■ What is asked: Select all lines holding the word "title" from the entries that follow.

Data extracted from a collection
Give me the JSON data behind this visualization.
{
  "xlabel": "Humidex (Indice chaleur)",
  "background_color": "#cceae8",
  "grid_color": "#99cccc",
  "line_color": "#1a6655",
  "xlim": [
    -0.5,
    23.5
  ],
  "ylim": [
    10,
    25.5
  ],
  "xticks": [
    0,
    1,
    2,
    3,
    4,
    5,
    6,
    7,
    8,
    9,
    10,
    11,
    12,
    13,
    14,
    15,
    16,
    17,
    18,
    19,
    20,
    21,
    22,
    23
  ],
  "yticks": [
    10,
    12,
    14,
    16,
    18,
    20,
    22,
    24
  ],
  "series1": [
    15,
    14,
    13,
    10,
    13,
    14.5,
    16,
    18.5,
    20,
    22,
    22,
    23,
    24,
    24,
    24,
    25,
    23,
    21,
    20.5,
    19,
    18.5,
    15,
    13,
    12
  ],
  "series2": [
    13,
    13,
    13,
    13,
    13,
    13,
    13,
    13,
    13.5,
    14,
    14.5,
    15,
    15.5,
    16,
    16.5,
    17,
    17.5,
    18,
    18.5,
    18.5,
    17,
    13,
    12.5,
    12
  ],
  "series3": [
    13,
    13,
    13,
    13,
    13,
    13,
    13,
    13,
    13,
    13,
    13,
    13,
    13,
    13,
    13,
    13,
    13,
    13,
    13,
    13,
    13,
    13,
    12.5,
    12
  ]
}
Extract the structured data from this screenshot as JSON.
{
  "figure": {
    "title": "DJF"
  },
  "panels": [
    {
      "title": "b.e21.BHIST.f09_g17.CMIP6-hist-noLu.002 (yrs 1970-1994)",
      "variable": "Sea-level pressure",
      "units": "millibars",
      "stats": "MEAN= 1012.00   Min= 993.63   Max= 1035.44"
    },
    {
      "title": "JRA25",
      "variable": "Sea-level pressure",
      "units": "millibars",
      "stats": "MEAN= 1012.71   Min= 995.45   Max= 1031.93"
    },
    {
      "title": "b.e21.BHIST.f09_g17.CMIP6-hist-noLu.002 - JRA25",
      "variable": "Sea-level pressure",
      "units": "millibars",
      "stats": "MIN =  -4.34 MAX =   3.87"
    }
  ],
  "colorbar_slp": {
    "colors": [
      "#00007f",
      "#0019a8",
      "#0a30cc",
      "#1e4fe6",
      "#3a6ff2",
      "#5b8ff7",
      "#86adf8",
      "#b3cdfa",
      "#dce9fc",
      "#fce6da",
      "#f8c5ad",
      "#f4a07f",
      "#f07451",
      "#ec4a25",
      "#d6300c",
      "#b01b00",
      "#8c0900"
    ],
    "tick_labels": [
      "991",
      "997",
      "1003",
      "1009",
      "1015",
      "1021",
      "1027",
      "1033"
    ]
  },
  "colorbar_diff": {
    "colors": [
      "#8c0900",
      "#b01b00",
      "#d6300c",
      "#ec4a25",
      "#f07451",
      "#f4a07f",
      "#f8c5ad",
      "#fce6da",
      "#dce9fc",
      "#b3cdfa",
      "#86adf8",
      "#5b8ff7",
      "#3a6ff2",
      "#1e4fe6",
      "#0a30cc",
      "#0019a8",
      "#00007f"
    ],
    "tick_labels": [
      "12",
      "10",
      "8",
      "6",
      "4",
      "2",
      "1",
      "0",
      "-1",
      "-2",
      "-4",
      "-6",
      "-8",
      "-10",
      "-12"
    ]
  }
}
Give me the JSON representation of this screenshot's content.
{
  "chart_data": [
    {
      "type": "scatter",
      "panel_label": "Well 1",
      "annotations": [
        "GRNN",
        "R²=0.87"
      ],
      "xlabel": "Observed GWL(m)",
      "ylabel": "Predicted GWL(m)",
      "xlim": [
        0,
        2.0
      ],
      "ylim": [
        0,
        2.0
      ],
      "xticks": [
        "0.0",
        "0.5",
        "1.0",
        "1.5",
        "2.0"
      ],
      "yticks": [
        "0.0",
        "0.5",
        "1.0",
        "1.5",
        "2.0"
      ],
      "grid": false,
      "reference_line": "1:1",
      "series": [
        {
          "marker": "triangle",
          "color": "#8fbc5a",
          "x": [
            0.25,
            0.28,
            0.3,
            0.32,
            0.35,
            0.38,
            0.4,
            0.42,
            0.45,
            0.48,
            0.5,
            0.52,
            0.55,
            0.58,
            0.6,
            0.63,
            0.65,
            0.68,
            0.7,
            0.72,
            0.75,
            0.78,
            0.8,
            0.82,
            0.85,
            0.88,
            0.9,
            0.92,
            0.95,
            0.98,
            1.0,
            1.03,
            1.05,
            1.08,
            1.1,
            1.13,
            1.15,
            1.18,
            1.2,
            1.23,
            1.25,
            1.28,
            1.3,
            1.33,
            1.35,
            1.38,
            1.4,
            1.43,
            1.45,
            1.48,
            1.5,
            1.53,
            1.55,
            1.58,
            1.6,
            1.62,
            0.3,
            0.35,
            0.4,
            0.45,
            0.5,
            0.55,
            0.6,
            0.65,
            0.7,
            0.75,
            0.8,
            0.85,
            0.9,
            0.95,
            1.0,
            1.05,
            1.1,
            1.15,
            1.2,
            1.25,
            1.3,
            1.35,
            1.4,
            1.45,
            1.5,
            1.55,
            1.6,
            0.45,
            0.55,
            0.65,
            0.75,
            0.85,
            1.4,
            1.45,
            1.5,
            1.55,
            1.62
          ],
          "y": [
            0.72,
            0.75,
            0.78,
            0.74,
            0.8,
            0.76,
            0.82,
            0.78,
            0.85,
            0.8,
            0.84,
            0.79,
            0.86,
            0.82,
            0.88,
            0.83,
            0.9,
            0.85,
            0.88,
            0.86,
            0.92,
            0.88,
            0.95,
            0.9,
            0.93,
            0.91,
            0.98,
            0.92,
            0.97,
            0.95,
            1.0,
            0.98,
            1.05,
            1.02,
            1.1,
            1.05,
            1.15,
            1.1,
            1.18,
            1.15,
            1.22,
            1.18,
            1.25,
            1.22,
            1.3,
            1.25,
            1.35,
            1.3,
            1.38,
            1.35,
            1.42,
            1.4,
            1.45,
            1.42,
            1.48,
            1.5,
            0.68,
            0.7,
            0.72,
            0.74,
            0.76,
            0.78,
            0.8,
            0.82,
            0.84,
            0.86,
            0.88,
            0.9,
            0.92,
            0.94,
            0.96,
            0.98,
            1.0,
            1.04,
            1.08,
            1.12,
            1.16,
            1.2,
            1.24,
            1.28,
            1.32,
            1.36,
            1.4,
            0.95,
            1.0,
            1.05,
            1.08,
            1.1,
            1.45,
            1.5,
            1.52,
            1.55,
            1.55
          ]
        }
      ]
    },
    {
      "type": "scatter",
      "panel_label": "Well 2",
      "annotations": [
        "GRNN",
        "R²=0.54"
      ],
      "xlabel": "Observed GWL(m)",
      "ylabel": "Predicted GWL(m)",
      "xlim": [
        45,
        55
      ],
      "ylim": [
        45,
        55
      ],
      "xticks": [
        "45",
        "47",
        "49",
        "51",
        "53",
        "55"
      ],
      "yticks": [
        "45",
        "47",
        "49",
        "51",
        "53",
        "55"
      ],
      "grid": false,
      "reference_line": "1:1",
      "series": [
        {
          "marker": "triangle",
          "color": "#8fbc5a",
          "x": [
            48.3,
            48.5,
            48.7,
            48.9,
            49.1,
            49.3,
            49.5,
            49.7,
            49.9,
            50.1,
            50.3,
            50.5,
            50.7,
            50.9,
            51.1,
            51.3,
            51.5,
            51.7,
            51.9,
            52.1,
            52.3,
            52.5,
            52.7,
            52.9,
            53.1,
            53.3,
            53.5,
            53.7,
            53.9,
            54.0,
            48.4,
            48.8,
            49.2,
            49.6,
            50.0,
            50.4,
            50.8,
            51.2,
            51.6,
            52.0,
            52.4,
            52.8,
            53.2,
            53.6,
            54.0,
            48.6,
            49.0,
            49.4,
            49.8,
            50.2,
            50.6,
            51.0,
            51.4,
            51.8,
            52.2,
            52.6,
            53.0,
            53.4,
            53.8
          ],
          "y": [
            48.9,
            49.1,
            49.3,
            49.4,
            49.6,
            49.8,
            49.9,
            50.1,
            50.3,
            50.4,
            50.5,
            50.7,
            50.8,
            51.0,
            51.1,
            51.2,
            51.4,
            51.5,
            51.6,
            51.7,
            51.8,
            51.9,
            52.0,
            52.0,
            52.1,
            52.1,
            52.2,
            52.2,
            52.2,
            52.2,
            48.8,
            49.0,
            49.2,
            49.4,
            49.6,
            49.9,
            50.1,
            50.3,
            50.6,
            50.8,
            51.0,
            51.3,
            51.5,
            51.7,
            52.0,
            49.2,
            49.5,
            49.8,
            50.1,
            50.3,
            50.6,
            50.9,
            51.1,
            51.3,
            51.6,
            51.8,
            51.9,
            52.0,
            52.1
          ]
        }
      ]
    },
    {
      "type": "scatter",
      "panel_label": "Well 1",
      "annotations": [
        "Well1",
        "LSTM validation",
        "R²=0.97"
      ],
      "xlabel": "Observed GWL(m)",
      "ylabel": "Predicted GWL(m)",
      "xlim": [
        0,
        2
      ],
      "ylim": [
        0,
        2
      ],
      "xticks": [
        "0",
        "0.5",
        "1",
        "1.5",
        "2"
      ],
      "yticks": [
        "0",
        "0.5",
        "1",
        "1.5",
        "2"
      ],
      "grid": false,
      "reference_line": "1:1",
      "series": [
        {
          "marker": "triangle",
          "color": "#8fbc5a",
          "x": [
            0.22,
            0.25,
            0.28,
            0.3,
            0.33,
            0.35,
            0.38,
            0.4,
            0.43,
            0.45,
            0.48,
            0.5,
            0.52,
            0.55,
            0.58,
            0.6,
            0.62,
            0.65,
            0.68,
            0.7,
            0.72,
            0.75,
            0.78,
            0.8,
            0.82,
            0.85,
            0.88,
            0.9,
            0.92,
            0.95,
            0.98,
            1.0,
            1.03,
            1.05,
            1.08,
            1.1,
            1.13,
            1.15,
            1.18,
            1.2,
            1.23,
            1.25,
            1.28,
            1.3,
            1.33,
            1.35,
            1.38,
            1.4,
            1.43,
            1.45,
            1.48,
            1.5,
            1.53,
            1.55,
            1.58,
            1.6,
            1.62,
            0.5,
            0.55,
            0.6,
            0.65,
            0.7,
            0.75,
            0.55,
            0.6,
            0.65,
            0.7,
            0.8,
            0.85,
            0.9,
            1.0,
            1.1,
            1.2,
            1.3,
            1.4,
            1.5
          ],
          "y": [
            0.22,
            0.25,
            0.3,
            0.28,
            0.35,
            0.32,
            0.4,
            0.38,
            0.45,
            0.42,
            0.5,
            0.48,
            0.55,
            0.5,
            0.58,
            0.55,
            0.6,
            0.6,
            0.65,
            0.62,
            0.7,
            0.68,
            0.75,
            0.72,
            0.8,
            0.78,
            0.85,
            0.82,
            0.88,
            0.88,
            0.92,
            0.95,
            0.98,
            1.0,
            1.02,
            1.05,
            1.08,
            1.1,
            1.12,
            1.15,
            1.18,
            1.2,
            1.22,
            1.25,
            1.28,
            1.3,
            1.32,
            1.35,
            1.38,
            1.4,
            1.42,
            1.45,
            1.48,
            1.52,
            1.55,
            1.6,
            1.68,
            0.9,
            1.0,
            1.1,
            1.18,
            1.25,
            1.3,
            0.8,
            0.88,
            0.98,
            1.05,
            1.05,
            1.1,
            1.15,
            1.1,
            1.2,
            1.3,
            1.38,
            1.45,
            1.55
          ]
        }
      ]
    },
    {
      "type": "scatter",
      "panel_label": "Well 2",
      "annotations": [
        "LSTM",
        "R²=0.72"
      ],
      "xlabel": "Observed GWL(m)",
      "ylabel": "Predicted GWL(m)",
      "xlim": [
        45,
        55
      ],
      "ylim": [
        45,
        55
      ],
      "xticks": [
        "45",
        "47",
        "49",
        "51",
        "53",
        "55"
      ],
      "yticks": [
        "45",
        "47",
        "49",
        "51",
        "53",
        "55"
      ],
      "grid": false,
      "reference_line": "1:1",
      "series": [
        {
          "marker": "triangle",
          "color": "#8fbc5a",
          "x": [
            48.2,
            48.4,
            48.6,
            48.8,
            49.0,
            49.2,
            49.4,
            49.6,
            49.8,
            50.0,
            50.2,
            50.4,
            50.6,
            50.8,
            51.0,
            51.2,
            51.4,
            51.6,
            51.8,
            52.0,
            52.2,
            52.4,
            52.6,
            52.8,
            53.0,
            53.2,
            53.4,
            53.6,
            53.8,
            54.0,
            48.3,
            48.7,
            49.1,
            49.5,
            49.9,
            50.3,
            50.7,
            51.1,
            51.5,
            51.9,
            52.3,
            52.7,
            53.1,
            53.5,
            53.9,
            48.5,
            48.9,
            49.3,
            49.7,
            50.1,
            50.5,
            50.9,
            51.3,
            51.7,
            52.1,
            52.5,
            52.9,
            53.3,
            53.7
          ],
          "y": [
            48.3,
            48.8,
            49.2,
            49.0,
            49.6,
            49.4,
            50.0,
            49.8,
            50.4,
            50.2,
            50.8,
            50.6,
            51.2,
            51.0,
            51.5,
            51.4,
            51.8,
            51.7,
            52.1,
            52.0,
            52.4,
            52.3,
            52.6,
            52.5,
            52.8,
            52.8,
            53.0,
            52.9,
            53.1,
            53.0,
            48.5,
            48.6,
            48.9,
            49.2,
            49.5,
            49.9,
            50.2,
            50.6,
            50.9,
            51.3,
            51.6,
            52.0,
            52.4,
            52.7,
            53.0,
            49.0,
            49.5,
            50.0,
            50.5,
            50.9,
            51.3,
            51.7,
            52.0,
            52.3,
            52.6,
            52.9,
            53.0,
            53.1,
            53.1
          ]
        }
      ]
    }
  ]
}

■ Solution below:
    "title": "DJF"
      "title": "b.e21.BHIST.f09_g17.CMIP6-hist-noLu.002 (yrs 1970-1994)",
      "title": "JRA25",
      "title": "b.e21.BHIST.f09_g17.CMIP6-hist-noLu.002 - JRA25",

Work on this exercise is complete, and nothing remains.